------ DATASET ENTRIES ------

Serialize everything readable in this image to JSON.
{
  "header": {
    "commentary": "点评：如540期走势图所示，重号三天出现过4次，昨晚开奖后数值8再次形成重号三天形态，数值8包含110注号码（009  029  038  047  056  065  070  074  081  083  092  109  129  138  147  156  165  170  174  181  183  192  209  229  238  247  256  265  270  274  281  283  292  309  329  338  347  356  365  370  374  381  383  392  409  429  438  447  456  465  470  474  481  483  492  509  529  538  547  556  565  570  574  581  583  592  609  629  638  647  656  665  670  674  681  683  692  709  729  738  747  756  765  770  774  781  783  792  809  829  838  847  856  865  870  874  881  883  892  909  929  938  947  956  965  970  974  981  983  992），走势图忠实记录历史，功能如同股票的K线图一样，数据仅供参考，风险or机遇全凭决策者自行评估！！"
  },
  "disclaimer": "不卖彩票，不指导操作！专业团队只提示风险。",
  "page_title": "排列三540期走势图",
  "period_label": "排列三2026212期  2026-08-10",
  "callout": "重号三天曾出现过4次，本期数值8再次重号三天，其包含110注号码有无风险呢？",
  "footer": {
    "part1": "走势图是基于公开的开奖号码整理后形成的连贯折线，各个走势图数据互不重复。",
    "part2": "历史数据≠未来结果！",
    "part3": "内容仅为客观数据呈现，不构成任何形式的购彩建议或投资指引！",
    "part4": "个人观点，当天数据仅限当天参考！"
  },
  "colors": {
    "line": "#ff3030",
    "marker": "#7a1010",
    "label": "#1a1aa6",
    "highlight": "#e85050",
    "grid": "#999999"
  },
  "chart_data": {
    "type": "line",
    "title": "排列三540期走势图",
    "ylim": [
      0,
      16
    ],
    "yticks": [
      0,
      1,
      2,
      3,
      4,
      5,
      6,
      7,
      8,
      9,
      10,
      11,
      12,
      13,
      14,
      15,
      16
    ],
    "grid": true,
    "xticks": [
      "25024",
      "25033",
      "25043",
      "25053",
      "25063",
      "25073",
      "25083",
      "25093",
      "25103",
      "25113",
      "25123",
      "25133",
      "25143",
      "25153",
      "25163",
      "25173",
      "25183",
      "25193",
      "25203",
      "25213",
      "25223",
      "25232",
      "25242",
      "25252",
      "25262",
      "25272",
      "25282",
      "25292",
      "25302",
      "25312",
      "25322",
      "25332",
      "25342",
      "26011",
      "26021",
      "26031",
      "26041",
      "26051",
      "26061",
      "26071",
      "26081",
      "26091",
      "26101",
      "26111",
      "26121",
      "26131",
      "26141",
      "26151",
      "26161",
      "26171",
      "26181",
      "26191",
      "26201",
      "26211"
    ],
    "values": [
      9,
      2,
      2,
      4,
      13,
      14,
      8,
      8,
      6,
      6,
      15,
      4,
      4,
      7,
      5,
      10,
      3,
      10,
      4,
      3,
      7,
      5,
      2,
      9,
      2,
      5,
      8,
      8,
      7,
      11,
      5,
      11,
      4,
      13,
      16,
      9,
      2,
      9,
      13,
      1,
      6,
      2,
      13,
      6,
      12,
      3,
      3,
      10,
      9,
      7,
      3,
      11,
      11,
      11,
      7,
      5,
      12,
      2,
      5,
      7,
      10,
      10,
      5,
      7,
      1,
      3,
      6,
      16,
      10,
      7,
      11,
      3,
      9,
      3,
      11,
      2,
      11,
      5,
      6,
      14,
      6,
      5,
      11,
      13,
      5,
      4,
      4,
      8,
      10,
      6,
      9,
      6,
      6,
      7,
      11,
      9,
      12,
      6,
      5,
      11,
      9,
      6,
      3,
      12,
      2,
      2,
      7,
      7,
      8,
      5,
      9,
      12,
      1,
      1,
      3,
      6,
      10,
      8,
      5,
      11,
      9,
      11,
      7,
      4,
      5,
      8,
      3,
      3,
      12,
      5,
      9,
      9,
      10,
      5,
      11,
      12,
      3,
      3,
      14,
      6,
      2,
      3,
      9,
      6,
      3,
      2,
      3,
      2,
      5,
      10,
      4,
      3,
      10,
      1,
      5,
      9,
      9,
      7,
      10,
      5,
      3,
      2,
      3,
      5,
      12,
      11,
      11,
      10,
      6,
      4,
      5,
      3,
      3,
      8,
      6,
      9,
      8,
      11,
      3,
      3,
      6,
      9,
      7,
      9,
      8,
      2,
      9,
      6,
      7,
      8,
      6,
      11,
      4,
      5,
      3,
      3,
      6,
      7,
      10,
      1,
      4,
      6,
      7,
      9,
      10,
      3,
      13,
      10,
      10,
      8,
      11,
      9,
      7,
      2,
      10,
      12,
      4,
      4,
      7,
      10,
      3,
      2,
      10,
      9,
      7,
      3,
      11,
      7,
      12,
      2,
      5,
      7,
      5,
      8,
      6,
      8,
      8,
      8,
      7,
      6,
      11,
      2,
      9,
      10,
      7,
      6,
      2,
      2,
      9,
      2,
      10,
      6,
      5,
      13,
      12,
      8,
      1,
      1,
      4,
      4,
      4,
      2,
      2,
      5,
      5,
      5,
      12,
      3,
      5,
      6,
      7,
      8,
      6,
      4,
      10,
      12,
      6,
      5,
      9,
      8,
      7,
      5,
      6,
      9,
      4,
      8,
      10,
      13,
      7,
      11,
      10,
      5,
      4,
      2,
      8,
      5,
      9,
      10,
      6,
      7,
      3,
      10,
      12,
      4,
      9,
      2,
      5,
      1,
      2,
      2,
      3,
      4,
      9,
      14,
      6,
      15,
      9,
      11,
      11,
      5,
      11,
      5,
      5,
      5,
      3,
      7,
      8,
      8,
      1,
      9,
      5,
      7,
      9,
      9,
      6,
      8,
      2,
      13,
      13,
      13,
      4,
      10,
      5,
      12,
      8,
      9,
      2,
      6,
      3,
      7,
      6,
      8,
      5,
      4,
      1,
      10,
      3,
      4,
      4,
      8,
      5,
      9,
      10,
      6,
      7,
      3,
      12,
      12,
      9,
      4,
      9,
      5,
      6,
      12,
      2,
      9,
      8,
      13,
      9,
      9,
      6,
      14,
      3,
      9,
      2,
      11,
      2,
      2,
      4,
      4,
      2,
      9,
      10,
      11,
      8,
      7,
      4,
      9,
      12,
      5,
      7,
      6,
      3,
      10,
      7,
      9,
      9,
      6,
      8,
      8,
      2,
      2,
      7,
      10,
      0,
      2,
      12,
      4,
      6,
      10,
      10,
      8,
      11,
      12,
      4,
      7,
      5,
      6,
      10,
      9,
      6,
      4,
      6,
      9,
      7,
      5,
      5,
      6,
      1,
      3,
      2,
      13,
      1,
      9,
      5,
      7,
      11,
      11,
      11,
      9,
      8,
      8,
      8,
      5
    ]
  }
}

------

:: WHAT IS REQUIRED ::
Write out the entries in full, exactly as given.

:: ANSWER FOR THE TASK ::
Serialize everything readable in this image to JSON.
{
  "header": {
    "commentary": "点评：如540期走势图所示，重号三天出现过4次，昨晚开奖后数值8再次形成重号三天形态，数值8包含110注号码（009  029  038  047  056  065  070  074  081  083  092  109  129  138  147  156  165  170  174  181  183  192  209  229  238  247  256  265  270  274  281  283  292  309  329  338  347  356  365  370  374  381  383  392  409  429  438  447  456  465  470  474  481  483  492  509  529  538  547  556  565  570  574  581  583  592  609  629  638  647  656  665  670  674  681  683  692  709  729  738  747  756  765  770  774  781  783  792  809  829  838  847  856  865  870  874  881  883  892  909  929  938  947  956  965  970  974  981  983  992），走势图忠实记录历史，功能如同股票的K线图一样，数据仅供参考，风险or机遇全凭决策者自行评估！！"
  },
  "disclaimer": "不卖彩票，不指导操作！专业团队只提示风险。",
  "page_title": "排列三540期走势图",
  "period_label": "排列三2026212期  2026-08-10",
  "callout": "重号三天曾出现过4次，本期数值8再次重号三天，其包含110注号码有无风险呢？",
  "footer": {
    "part1": "走势图是基于公开的开奖号码整理后形成的连贯折线，各个走势图数据互不重复。",
    "part2": "历史数据≠未来结果！",
    "part3": "内容仅为客观数据呈现，不构成任何形式的购彩建议或投资指引！",
    "part4": "个人观点，当天数据仅限当天参考！"
  },
  "colors": {
    "line": "#ff3030",
    "marker": "#7a1010",
    "label": "#1a1aa6",
    "highlight": "#e85050",
    "grid": "#999999"
  },
  "chart_data": {
    "type": "line",
    "title": "排列三540期走势图",
    "ylim": [
      0,
      16
    ],
    "yticks": [
      0,
      1,
      2,
      3,
      4,
      5,
      6,
      7,
      8,
      9,
      10,
      11,
      12,
      13,
      14,
      15,
      16
    ],
    "grid": true,
    "xticks": [
      "25024",
      "25033",
      "25043",
      "25053",
      "25063",
      "25073",
      "25083",
      "25093",
      "25103",
      "25113",
      "25123",
      "25133",
      "25143",
      "25153",
      "25163",
      "25173",
      "25183",
      "25193",
      "25203",
      "25213",
      "25223",
      "25232",
      "25242",
      "25252",
      "25262",
      "25272",
      "25282",
      "25292",
      "25302",
      "25312",
      "25322",
      "25332",
      "25342",
      "26011",
      "26021",
      "26031",
      "26041",
      "26051",
      "26061",
      "26071",
      "26081",
      "26091",
      "26101",
      "26111",
      "26121",
      "26131",
      "26141",
      "26151",
      "26161",
      "26171",
      "26181",
      "26191",
      "26201",
      "26211"
    ],
    "values": [
      9,
      2,
      2,
      4,
      13,
      14,
      8,
      8,
      6,
      6,
      15,
      4,
      4,
      7,
      5,
      10,
      3,
      10,
      4,
      3,
      7,
      5,
      2,
      9,
      2,
      5,
      8,
      8,
      7,
      11,
      5,
      11,
      4,
      13,
      16,
      9,
      2,
      9,
      13,
      1,
      6,
      2,
      13,
      6,
      12,
      3,
      3,
      10,
      9,
      7,
      3,
      11,
      11,
      11,
      7,
      5,
      12,
      2,
      5,
      7,
      10,
      10,
      5,
      7,
      1,
      3,
      6,
      16,
      10,
      7,
      11,
      3,
      9,
      3,
      11,
      2,
      11,
      5,
      6,
      14,
      6,
      5,
      11,
      13,
      5,
      4,
      4,
      8,
      10,
      6,
      9,
      6,
      6,
      7,
      11,
      9,
      12,
      6,
      5,
      11,
      9,
      6,
      3,
      12,
      2,
      2,
      7,
      7,
      8,
      5,
      9,
      12,
      1,
      1,
      3,
      6,
      10,
      8,
      5,
      11,
      9,
      11,
      7,
      4,
      5,
      8,
      3,
      3,
      12,
      5,
      9,
      9,
      10,
      5,
      11,
      12,
      3,
      3,
      14,
      6,
      2,
      3,
      9,
      6,
      3,
      2,
      3,
      2,
      5,
      10,
      4,
      3,
      10,
      1,
      5,
      9,
      9,
      7,
      10,
      5,
      3,
      2,
      3,
      5,
      12,
      11,
      11,
      10,
      6,
      4,
      5,
      3,
      3,
      8,
      6,
      9,
      8,
      11,
      3,
      3,
      6,
      9,
      7,
      9,
      8,
      2,
      9,
      6,
      7,
      8,
      6,
      11,
      4,
      5,
      3,
      3,
      6,
      7,
      10,
      1,
      4,
      6,
      7,
      9,
      10,
      3,
      13,
      10,
      10,
      8,
      11,
      9,
      7,
      2,
      10,
      12,
      4,
      4,
      7,
      10,
      3,
      2,
      10,
      9,
      7,
      3,
      11,
      7,
      12,
      2,
      5,
      7,
      5,
      8,
      6,
      8,
      8,
      8,
      7,
      6,
      11,
      2,
      9,
      10,
      7,
      6,
      2,
      2,
      9,
      2,
      10,
      6,
      5,
      13,
      12,
      8,
      1,
      1,
      4,
      4,
      4,
      2,
      2,
      5,
      5,
      5,
      12,
      3,
      5,
      6,
      7,
      8,
      6,
      4,
      10,
      12,
      6,
      5,
      9,
      8,
      7,
      5,
      6,
      9,
      4,
      8,
      10,
      13,
      7,
      11,
      10,
      5,
      4,
      2,
      8,
      5,
      9,
      10,
      6,
      7,
      3,
      10,
      12,
      4,
      9,
      2,
      5,
      1,
      2,
      2,
      3,
      4,
      9,
      14,
      6,
      15,
      9,
      11,
      11,
      5,
      11,
      5,
      5,
      5,
      3,
      7,
      8,
      8,
      1,
      9,
      5,
      7,
      9,
      9,
      6,
      8,
      2,
      13,
      13,
      13,
      4,
      10,
      5,
      12,
      8,
      9,
      2,
      6,
      3,
      7,
      6,
      8,
      5,
      4,
      1,
      10,
      3,
      4,
      4,
      8,
      5,
      9,
      10,
      6,
      7,
      3,
      12,
      12,
      9,
      4,
      9,
      5,
      6,
      12,
      2,
      9,
      8,
      13,
      9,
      9,
      6,
      14,
      3,
      9,
      2,
      11,
      2,
      2,
      4,
      4,
      2,
      9,
      10,
      11,
      8,
      7,
      4,
      9,
      12,
      5,
      7,
      6,
      3,
      10,
      7,
      9,
      9,
      6,
      8,
      8,
      2,
      2,
      7,
      10,
      0,
      2,
      12,
      4,
      6,
      10,
      10,
      8,
      11,
      12,
      4,
      7,
      5,
      6,
      10,
      9,
      6,
      4,
      6,
      9,
      7,
      5,
      5,
      6,
      1,
      3,
      2,
      13,
      1,
      9,
      5,
      7,
      11,
      11,
      11,
      9,
      8,
      8,
      8,
      5
    ]
  }
}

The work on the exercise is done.